**SOURCE PASSAGE**
* begin *
Ask HN: What Was Wrong with Display PostScript and NeWS? - tlack

My frustration with HTML and Javascript as a mechanism for conveying interactive information grows by the day, so I sometimes study different approaches to building graphical applications.<p>NeWS and Display PostScript seem way ahead of their time. I never got the chance to use either one. Why did they fade away?
======
MrTonyD
I used Display PostScript back in the early days at NeXT. It had a very
fundamental performance problem. Since PS was designed as an interpreter and
could first be fully processed before rendering a page, DPS had essentially
the same design. That meant that you had to parse the entire submitted DPS
source before you could start doing any rendering (since there could be
dependencies late in the submitted code which would influence earlier code.)
So it wasn't a simple Z-ordered geometry - it really was a complex language.
So, in practice, it was slow and there was no way to really optimize it
without breaking compatibility. We were the first real users and thus the
first to realize that we couldn't really compete with either simpler or more
sophisticated technology (one faster, the other providing more features.) So
it worked for our application as an OS GUI, but it was in many ways a dead-
end.
* end *
**TASKS TO PERFORM**
[1] Could you copy the Display PostScript thread, beginning at the words "Ask HN: What" and stopping after "influence earlier code.)", but switching "rendering" to "drawing" each time it occurs?
[2] How would you sum up the Display PostScript thread in two sentences?
The listing comes from a separate source, unrelated to the thread above.

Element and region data
* begin *
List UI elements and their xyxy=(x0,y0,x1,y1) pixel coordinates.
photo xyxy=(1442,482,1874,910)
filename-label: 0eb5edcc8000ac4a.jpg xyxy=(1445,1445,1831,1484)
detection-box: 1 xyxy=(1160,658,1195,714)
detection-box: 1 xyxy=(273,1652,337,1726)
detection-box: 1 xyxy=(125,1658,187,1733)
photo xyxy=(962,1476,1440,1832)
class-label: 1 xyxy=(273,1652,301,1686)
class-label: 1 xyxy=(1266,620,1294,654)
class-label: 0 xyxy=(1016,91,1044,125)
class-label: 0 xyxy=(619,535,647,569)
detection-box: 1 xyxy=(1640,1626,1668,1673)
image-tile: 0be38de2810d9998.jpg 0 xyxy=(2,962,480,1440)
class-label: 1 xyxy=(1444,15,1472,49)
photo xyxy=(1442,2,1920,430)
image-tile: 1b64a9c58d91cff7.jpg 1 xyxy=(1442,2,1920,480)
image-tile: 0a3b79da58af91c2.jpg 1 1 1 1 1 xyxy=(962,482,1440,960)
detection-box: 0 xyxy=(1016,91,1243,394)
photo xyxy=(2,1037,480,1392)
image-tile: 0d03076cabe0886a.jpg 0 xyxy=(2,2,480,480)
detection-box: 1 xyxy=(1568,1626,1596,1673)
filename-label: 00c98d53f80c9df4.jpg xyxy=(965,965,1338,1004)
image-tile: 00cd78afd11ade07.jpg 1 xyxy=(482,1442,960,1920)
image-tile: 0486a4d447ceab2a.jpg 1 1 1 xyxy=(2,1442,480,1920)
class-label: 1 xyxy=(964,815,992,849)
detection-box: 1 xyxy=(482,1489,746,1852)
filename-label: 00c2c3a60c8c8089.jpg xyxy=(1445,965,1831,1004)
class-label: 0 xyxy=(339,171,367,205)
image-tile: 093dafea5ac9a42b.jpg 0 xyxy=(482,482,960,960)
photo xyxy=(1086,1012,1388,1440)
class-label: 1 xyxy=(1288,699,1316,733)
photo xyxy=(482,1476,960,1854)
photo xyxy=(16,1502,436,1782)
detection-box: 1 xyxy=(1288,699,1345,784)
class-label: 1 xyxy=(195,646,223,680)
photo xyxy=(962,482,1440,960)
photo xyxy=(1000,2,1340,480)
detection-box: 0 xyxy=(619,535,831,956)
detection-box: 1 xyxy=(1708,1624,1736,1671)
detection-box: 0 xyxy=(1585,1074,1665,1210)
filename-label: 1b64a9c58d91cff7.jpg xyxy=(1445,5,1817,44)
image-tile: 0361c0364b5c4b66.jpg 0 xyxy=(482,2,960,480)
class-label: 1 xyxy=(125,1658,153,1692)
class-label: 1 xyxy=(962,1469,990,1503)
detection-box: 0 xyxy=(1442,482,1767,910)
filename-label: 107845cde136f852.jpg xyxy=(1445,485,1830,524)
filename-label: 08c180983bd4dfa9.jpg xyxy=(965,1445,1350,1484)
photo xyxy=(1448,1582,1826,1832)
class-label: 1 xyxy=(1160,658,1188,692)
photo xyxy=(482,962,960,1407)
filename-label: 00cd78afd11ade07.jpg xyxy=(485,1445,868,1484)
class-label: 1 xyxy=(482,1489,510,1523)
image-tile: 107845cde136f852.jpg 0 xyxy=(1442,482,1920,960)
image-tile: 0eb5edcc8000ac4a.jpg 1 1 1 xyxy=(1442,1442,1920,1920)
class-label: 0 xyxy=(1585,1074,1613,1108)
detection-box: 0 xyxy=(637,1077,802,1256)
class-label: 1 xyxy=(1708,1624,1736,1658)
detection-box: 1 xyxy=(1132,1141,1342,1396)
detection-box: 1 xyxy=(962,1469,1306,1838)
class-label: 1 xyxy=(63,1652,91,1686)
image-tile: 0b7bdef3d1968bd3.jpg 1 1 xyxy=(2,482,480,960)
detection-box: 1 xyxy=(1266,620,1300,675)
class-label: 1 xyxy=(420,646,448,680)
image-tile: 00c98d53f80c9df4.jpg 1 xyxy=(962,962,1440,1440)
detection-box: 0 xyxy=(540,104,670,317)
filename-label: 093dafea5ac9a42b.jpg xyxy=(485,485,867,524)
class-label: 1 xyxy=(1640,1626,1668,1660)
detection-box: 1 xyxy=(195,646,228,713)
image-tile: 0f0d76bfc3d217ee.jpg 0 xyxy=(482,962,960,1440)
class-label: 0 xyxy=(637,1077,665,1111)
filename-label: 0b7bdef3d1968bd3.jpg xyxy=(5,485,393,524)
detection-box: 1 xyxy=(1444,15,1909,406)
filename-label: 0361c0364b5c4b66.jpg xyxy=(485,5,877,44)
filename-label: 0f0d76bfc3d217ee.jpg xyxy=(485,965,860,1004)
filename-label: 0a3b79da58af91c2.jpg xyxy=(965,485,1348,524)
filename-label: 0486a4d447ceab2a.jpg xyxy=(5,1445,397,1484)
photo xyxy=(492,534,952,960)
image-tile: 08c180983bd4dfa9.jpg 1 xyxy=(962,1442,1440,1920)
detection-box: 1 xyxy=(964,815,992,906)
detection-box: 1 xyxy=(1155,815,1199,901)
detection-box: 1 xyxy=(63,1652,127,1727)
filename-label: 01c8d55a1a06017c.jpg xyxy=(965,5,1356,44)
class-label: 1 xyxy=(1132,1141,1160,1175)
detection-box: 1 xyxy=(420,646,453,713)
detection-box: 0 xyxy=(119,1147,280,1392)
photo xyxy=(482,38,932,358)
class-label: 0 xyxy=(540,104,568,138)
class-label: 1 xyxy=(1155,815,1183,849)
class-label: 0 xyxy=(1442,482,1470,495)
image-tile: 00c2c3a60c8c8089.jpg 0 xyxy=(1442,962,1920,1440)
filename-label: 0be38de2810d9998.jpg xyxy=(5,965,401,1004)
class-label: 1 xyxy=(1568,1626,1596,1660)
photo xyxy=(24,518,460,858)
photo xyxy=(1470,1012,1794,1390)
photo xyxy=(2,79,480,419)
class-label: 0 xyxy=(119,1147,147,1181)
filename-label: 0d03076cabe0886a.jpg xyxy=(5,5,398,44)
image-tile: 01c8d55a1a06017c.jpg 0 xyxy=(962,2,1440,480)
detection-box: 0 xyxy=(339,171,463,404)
* end *
**CORRECT ANSWERS**
[1]
Ask HN: What Was Wrong with Display PostScript and NeWS? - tlack

My frustration with HTML and Javascript as a mechanism for conveying interactive information grows by the day, so I sometimes study different approaches to building graphical applications.<p>NeWS and Display PostScript seem way ahead of their time. I never got the chance to use either one. Why did they fade away?
======
MrTonyD
I used Display PostScript back in the early days at NeXT. It had a very
fundamental performance problem. Since PS was designed as an interpreter and
could first be fully processed before drawing a page, DPS had essentially
the same design. That meant that you had to parse the entire submitted DPS
source before you could start doing any drawing (since there could be
dependencies late in the submitted code which would influence earlier code.)

[2] A poster frustrated with HTML and JavaScript asks why NeWS and Display PostScript, which seem way ahead of their time, faded away. A reply from a user of Display PostScript at NeXT explains that the entire submitted source had to be parsed before any rendering could begin, so it was slow and could not be optimized without breaking compatibility; it worked as an OS GUI but was in many ways a dead end.